-- Start of MATERIAL PROVIDED --

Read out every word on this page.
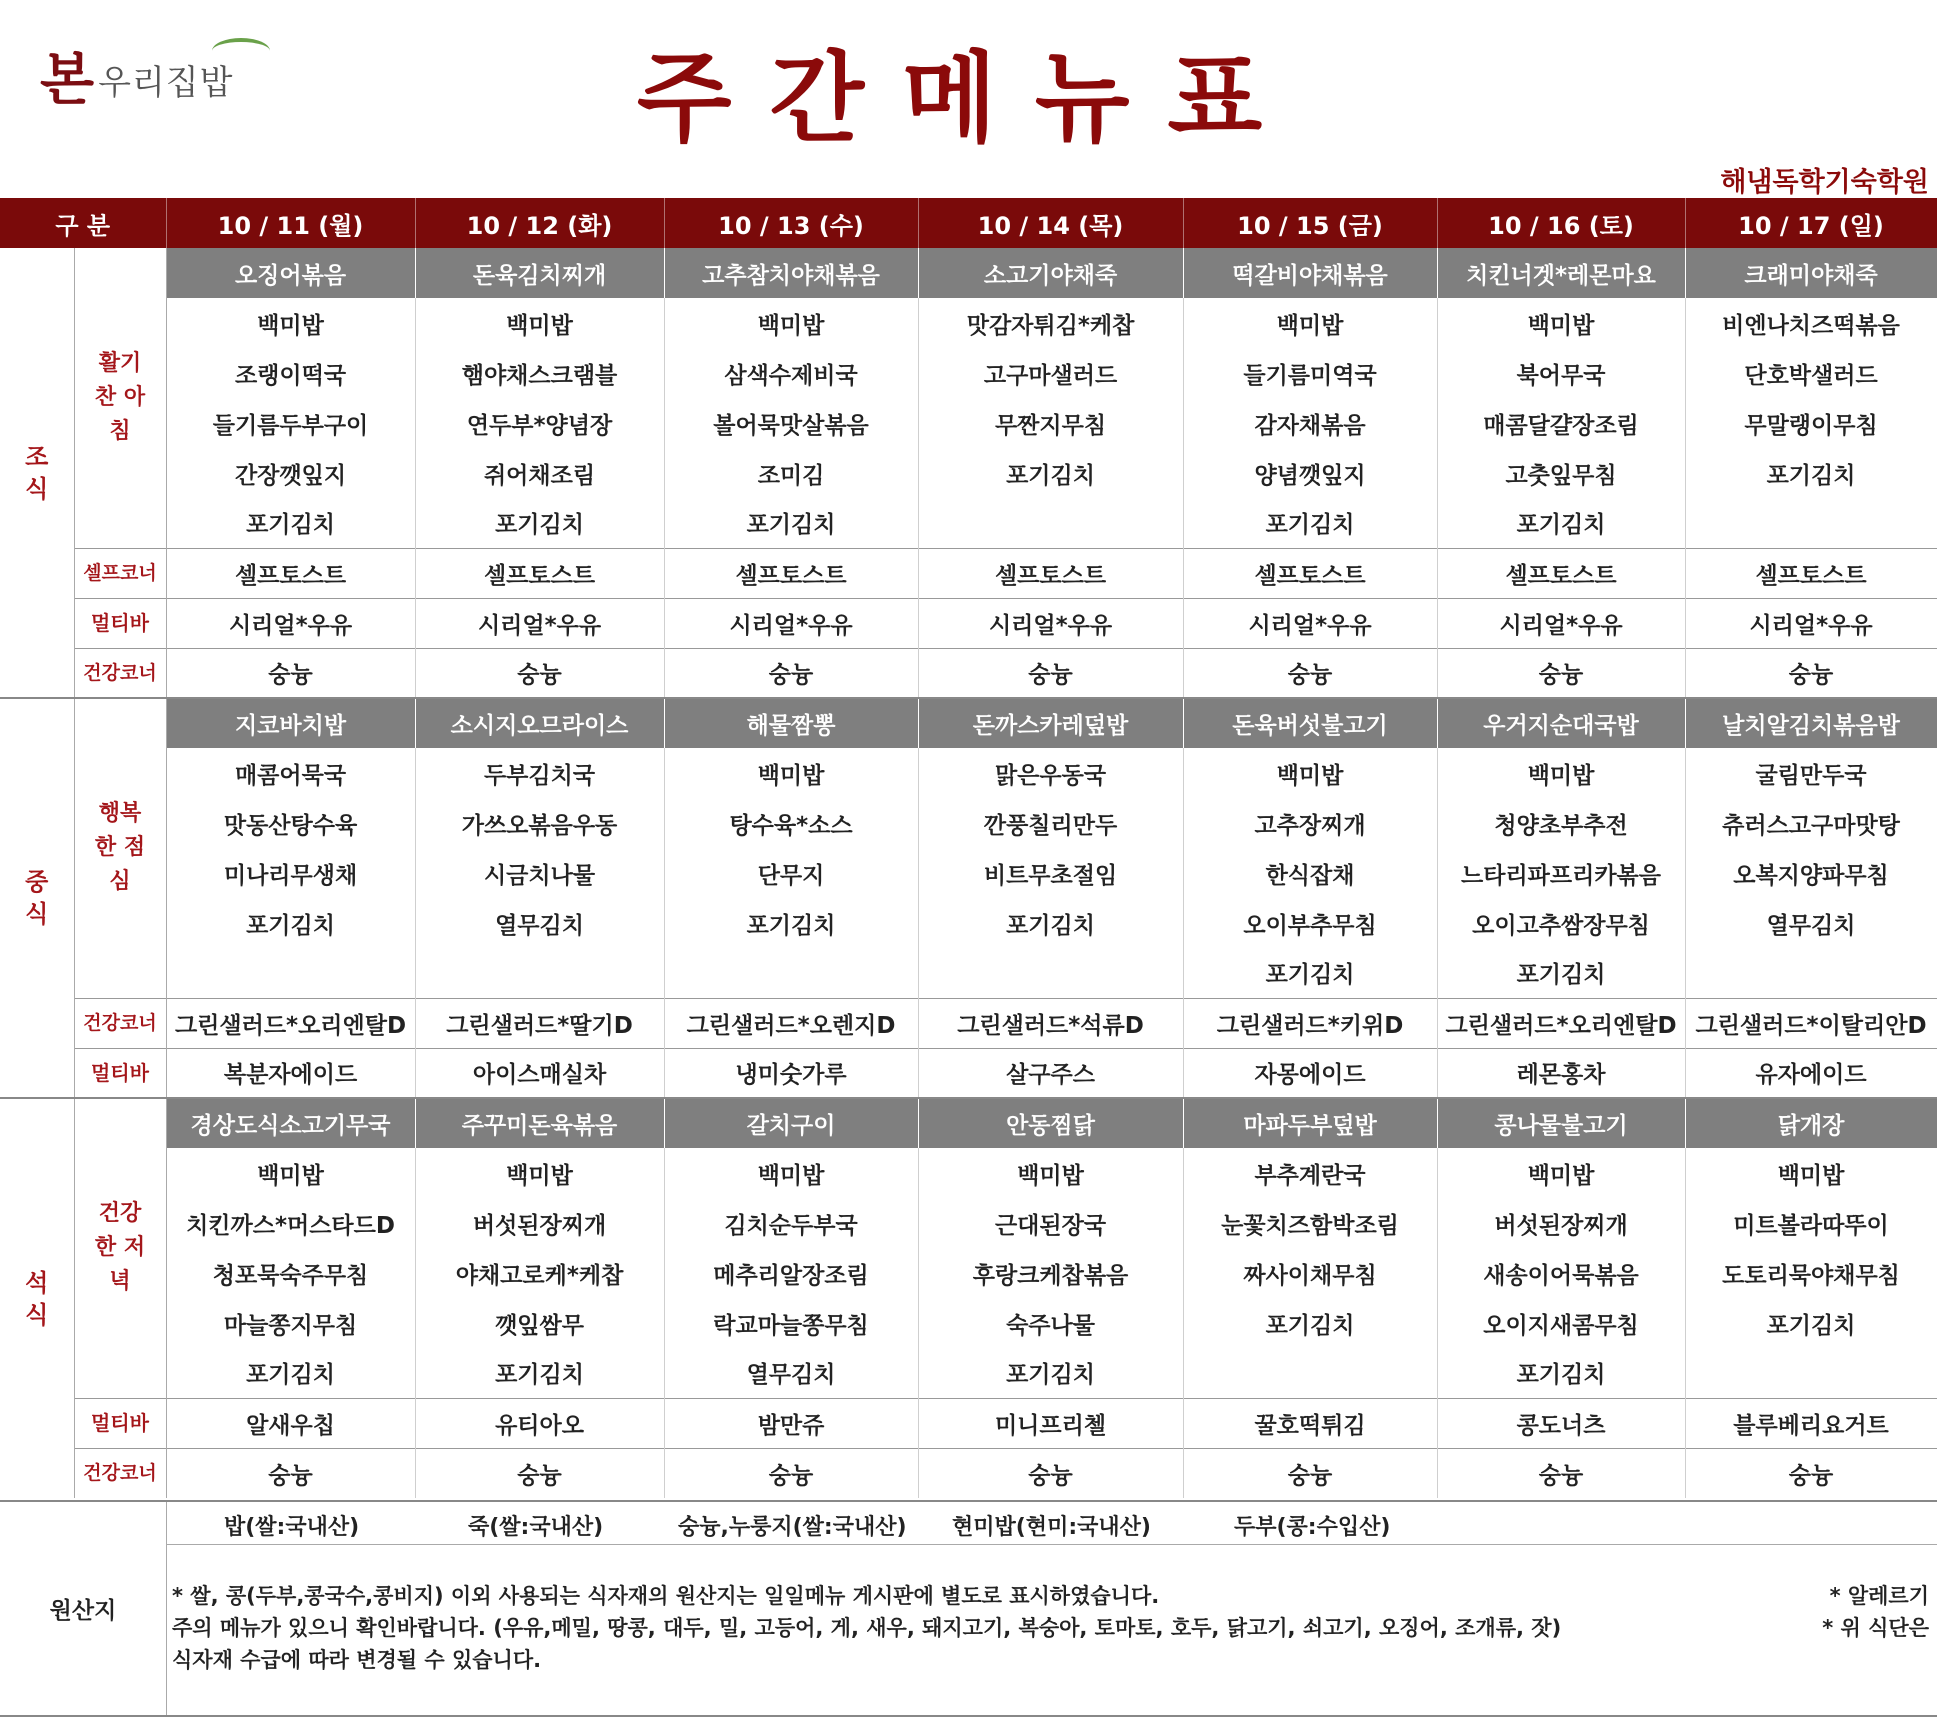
본 우리집밥	주간메뉴표
해냄독학기숙학원
구 분		10 / 11 (월)	10 / 12 (화)	10 / 13 (수)	10 / 14 (목)	10 / 15 (금)	10 / 16 (토)	10 / 17 (일)
조식	활기찬 아침	오징어볶음	돈육김치찌개	고추참치야채볶음	소고기야채죽	떡갈비야채볶음	치킨너겟*레몬마요	크래미야채죽
		백미밥	백미밥	백미밥	맛감자튀김*케찹	백미밥	백미밥	비엔나치즈떡볶음
		조랭이떡국	햄야채스크램블	삼색수제비국	고구마샐러드	들기름미역국	북어무국	단호박샐러드
		들기름두부구이	연두부*양념장	볼어묵맛살볶음	무짠지무침	감자채볶음	매콤달걀장조림	무말랭이무침
		간장깻잎지	쥐어채조림	조미김	포기김치	양념깻잎지	고춧잎무침	포기김치
		포기김치	포기김치	포기김치		포기김치	포기김치	
	셀프코너	셀프토스트	셀프토스트	셀프토스트	셀프토스트	셀프토스트	셀프토스트	셀프토스트
	멀티바	시리얼*우유	시리얼*우유	시리얼*우유	시리얼*우유	시리얼*우유	시리얼*우유	시리얼*우유
	건강코너	숭늉	숭늉	숭늉	숭늉	숭늉	숭늉	숭늉
중식	행복한 점심	지코바치밥	소시지오므라이스	해물짬뽕	돈까스카레덮밥	돈육버섯불고기	우거지순대국밥	날치알김치볶음밥
		매콤어묵국	두부김치국	백미밥	맑은우동국	백미밥	백미밥	굴림만두국
		맛동산탕수육	가쓰오볶음우동	탕수육*소스	깐풍칠리만두	고추장찌개	청양초부추전	츄러스고구마맛탕
		미나리무생채	시금치나물	단무지	비트무초절임	한식잡채	느타리파프리카볶음	오복지양파무침
		포기김치	열무김치	포기김치	포기김치	오이부추무침	오이고추쌈장무침	열무김치
						포기김치	포기김치	
	건강코너	그린샐러드*오리엔탈D	그린샐러드*딸기D	그린샐러드*오렌지D	그린샐러드*석류D	그린샐러드*키위D	그린샐러드*오리엔탈D	그린샐러드*이탈리안D
	멀티바	복분자에이드	아이스매실차	냉미숫가루	살구주스	자몽에이드	레몬홍차	유자에이드
석식	건강한 저녁	경상도식소고기무국	주꾸미돈육볶음	갈치구이	안동찜닭	마파두부덮밥	콩나물불고기	닭개장
		백미밥	백미밥	백미밥	백미밥	부추계란국	백미밥	백미밥
		치킨까스*머스타드D	버섯된장찌개	김치순두부국	근대된장국	눈꽃치즈함박조림	버섯된장찌개	미트볼라따뚜이
		청포묵숙주무침	야채고로케*케찹	메추리알장조림	후랑크케찹볶음	짜사이채무침	새송이어묵볶음	도토리묵야채무침
		마늘쫑지무침	깻잎쌈무	락교마늘쫑무침	숙주나물	포기김치	오이지새콤무침	포기김치
		포기김치	포기김치	열무김치	포기김치		포기김치	
	멀티바	알새우칩	유티아오	밤만쥬	미니프리첼	꿀호떡튀김	콩도너츠	블루베리요거트
	건강코너	숭늉	숭늉	숭늉	숭늉	숭늉	숭늉	숭늉
원산지
밥(쌀:국내산)	죽(쌀:국내산)	숭늉,누룽지(쌀:국내산) 현미밥(현미:국내산)	두부(콩:수입산)
* 쌀, 콩(두부,콩국수,콩비지) 이외 사용되는 식자재의 원산지는 일일메뉴 게시판에 별도로 표시하였습니다.
주의 메뉴가 있으니 확인바랍니다. (우유,메밀, 땅콩, 대두, 밀, 고등어, 게, 새우, 돼지고기, 복숭아, 토마토, 호두, 닭고기, 쇠고기, 오징어, 조개류, 잣)
식자재 수급에 따라 변경될 수 있습니다.
* 알레르기
* 위 식단은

-- End of MATERIAL PROVIDED --

■ YOUR INSTRUCTIONS
Go through the listing above and report how many of its lines contain the word "열무김치", with only the number as output.

■ SOLUTION
2